→ Short problem
In the listing below, identify each line with the word "this" and return those lines.

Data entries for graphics
■ ■ ■
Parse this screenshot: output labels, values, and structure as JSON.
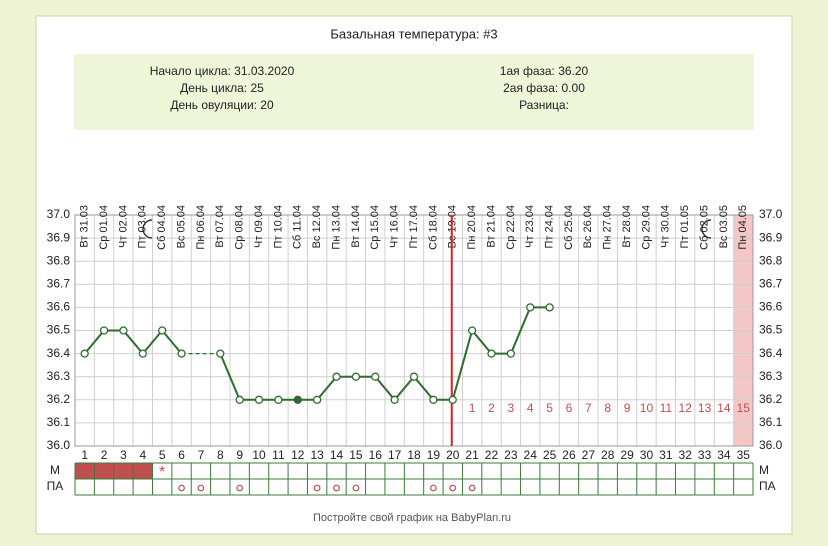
{
  "chart_data": {
    "type": "line",
    "title": "Базальная температура: #3",
    "info_left": [
      "Начало цикла: 31.03.2020",
      "День цикла: 25",
      "День овуляции: 20"
    ],
    "info_right": [
      "1ая фаза: 36.20",
      "2ая фаза: 0.00",
      "Разница:"
    ],
    "dates": [
      "Вт 31.03",
      "Ср 01.04",
      "Чт 02.04",
      "Пт 03.04",
      "Сб 04.04",
      "Вс 05.04",
      "Пн 06.04",
      "Вт 07.04",
      "Ср 08.04",
      "Чт 09.04",
      "Пт 10.04",
      "Сб 11.04",
      "Вс 12.04",
      "Пн 13.04",
      "Вт 14.04",
      "Ср 15.04",
      "Чт 16.04",
      "Пт 17.04",
      "Сб 18.04",
      "Вс 19.04",
      "Пн 20.04",
      "Вт 21.04",
      "Ср 22.04",
      "Чт 23.04",
      "Пт 24.04",
      "Сб 25.04",
      "Вс 26.04",
      "Пн 27.04",
      "Вт 28.04",
      "Ср 29.04",
      "Чт 30.04",
      "Пт 01.05",
      "Сб 02.05",
      "Вс 03.05",
      "Пн 04.05"
    ],
    "categories": [
      1,
      2,
      3,
      4,
      5,
      6,
      7,
      8,
      9,
      10,
      11,
      12,
      13,
      14,
      15,
      16,
      17,
      18,
      19,
      20,
      21,
      22,
      23,
      24,
      25,
      26,
      27,
      28,
      29,
      30,
      31,
      32,
      33,
      34,
      35
    ],
    "series": [
      {
        "color": "#2f6b2f",
        "values": [
          36.4,
          36.5,
          36.5,
          36.4,
          36.5,
          36.4,
          null,
          36.4,
          36.2,
          36.2,
          36.2,
          36.2,
          36.2,
          36.3,
          36.3,
          36.3,
          36.2,
          36.3,
          36.2,
          36.2,
          36.5,
          36.4,
          36.4,
          36.6,
          36.6,
          null,
          null,
          null,
          null,
          null,
          null,
          null,
          null,
          null,
          null
        ]
      }
    ],
    "filled_points": [
      12
    ],
    "ylim": [
      36.0,
      37.0
    ],
    "yticks": [
      {
        "value": 36.0,
        "label": "36.0"
      },
      36.1,
      36.2,
      36.3,
      36.4,
      36.5,
      36.6,
      36.7,
      36.8,
      36.9,
      {
        "value": 37.0,
        "label": "37.0"
      }
    ],
    "grid": true,
    "ovulation_day": 20,
    "ovulation_color": "#d42020",
    "luteal_day_labels": [
      1,
      2,
      3,
      4,
      5,
      6,
      7,
      8,
      9,
      10,
      11,
      12,
      13,
      14,
      15
    ],
    "luteal_color": "#c05050",
    "highlight_day": 35,
    "highlight_color": "#f5c6c6",
    "m_label": "М",
    "pa_label": "ПА",
    "m_days": [
      1,
      2,
      3,
      4
    ],
    "m_color": "#c05050",
    "m_star": {
      "day": 5,
      "label": "*"
    },
    "pa_days": [
      6,
      7,
      9,
      13,
      14,
      15,
      19,
      20,
      21
    ],
    "footer": "Постройте свой график на BabyPlan.ru"
  }
}
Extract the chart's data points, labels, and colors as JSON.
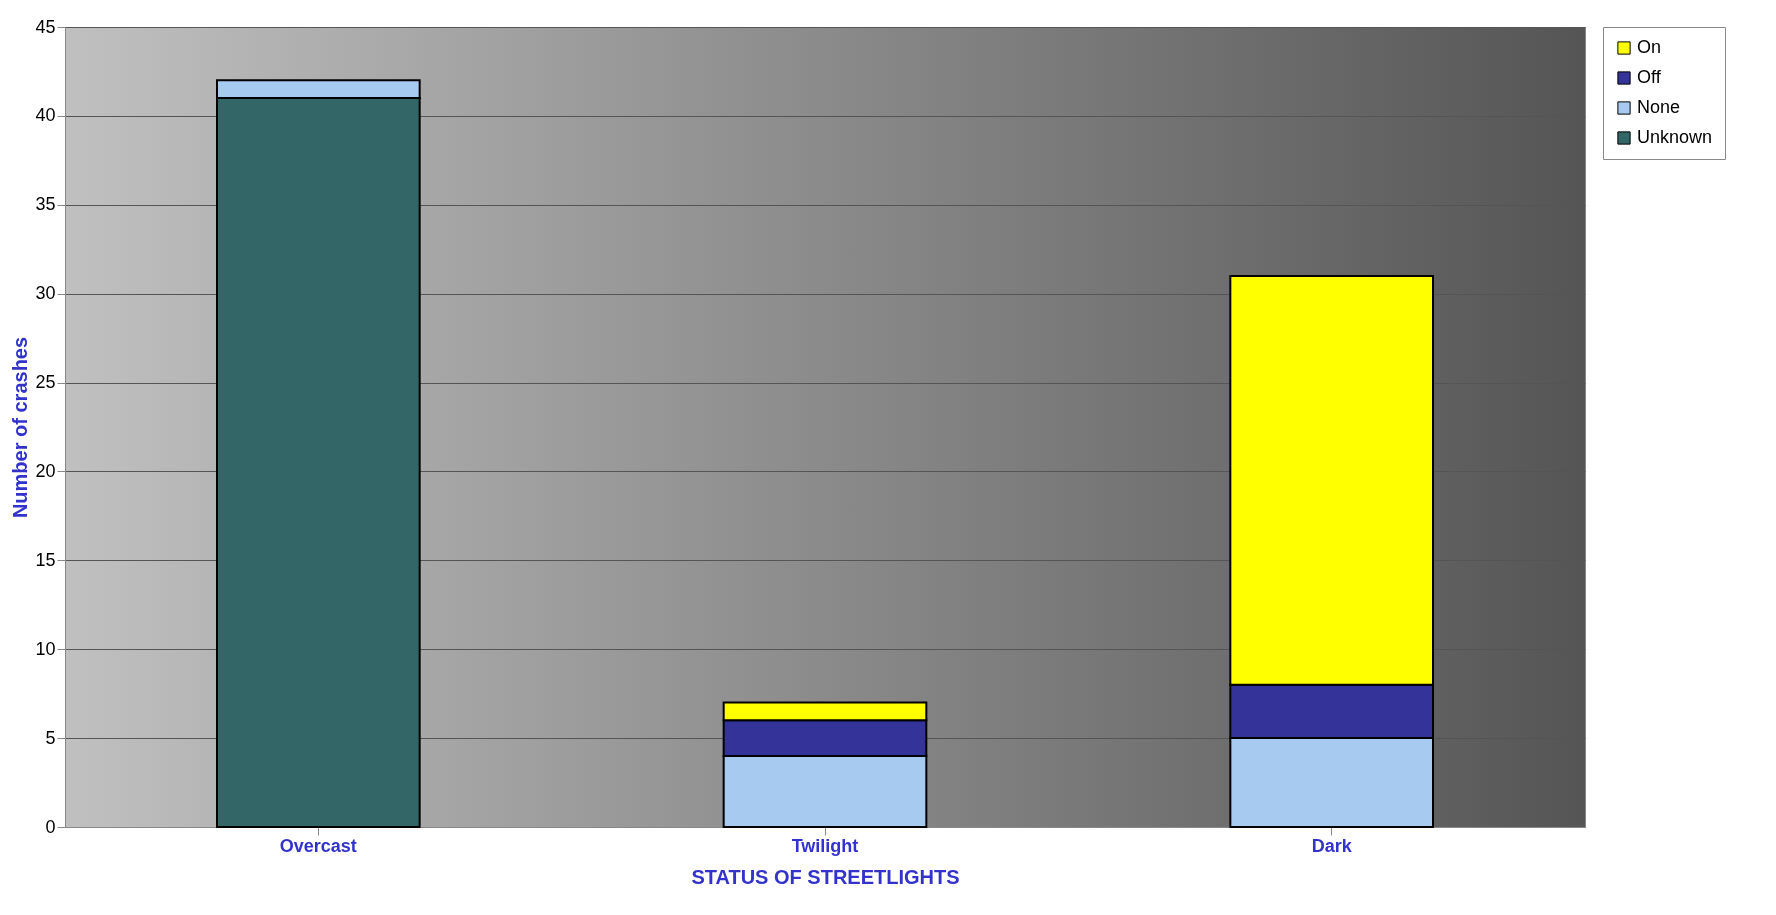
{
  "chart_data": {
    "type": "bar",
    "stacked": true,
    "xlabel": "STATUS OF STREETLIGHTS",
    "ylabel": "Number of crashes",
    "categories": [
      "Overcast",
      "Twilight",
      "Dark"
    ],
    "series": [
      {
        "name": "Unknown",
        "color": "#336666",
        "values": [
          41,
          0,
          0
        ]
      },
      {
        "name": "None",
        "color": "#a6caf0",
        "values": [
          1,
          4,
          5
        ]
      },
      {
        "name": "Off",
        "color": "#333399",
        "values": [
          0,
          2,
          3
        ]
      },
      {
        "name": "On",
        "color": "#ffff00",
        "values": [
          0,
          1,
          23
        ]
      }
    ],
    "ylim": [
      0,
      45
    ],
    "yticks": [
      0,
      5,
      10,
      15,
      20,
      25,
      30,
      35,
      40,
      45
    ],
    "grid": "y",
    "legend": "right"
  }
}
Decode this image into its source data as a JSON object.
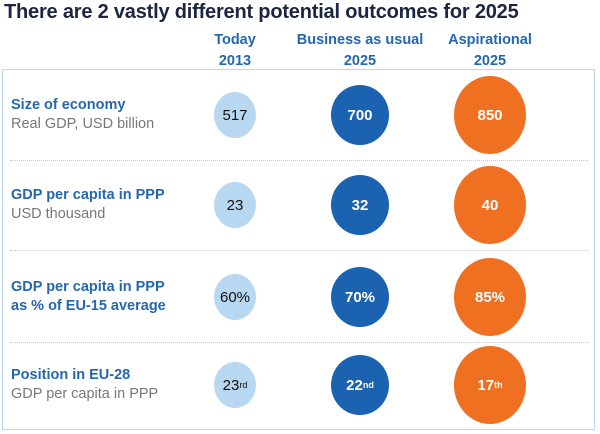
{
  "title": "There are 2 vastly different potential outcomes for 2025",
  "columns": [
    {
      "line1": "Today",
      "line2": "2013"
    },
    {
      "line1": "Business as usual",
      "line2": "2025"
    },
    {
      "line1": "Aspirational",
      "line2": "2025"
    }
  ],
  "colors": {
    "today": "#b8d7f1",
    "business_as_usual": "#1b62b0",
    "aspirational": "#f07022",
    "heading": "#2467b0"
  },
  "rows": [
    {
      "label": "Size of economy",
      "sublabel": "Real GDP, USD billion",
      "values": [
        {
          "v": "517",
          "s": ""
        },
        {
          "v": "700",
          "s": ""
        },
        {
          "v": "850",
          "s": ""
        }
      ]
    },
    {
      "label": "GDP per capita in PPP",
      "sublabel": "USD thousand",
      "values": [
        {
          "v": "23",
          "s": ""
        },
        {
          "v": "32",
          "s": ""
        },
        {
          "v": "40",
          "s": ""
        }
      ]
    },
    {
      "label": "GDP per capita in PPP",
      "label2": "as % of EU-15 average",
      "values": [
        {
          "v": "60%",
          "s": ""
        },
        {
          "v": "70%",
          "s": ""
        },
        {
          "v": "85%",
          "s": ""
        }
      ]
    },
    {
      "label": "Position in EU-28",
      "sublabel": "GDP per capita in PPP",
      "values": [
        {
          "v": "23",
          "s": "rd"
        },
        {
          "v": "22",
          "s": "nd"
        },
        {
          "v": "17",
          "s": "th"
        }
      ]
    }
  ]
}
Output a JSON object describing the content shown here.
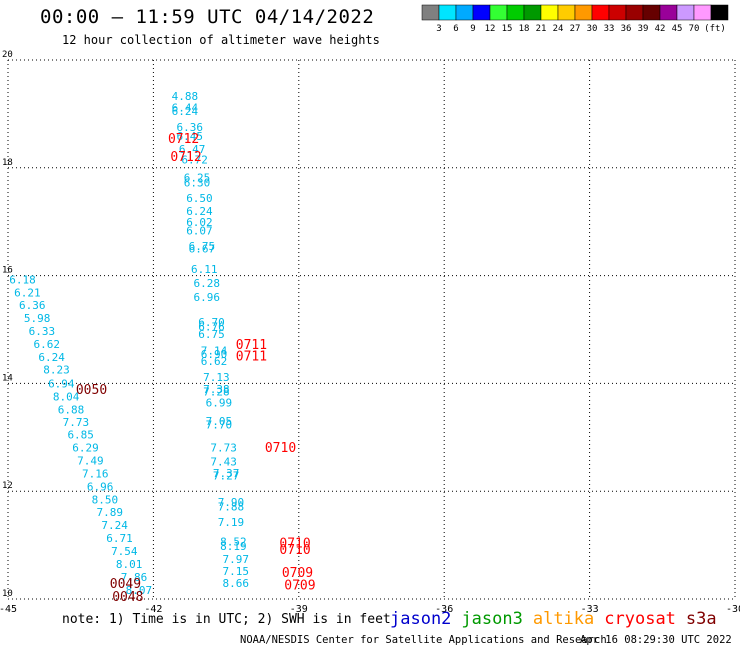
■ ■ ■
→ Full output
Parse this screenshot: output labels, values, and structure as JSON.
Decode this image into its source data as a JSON object.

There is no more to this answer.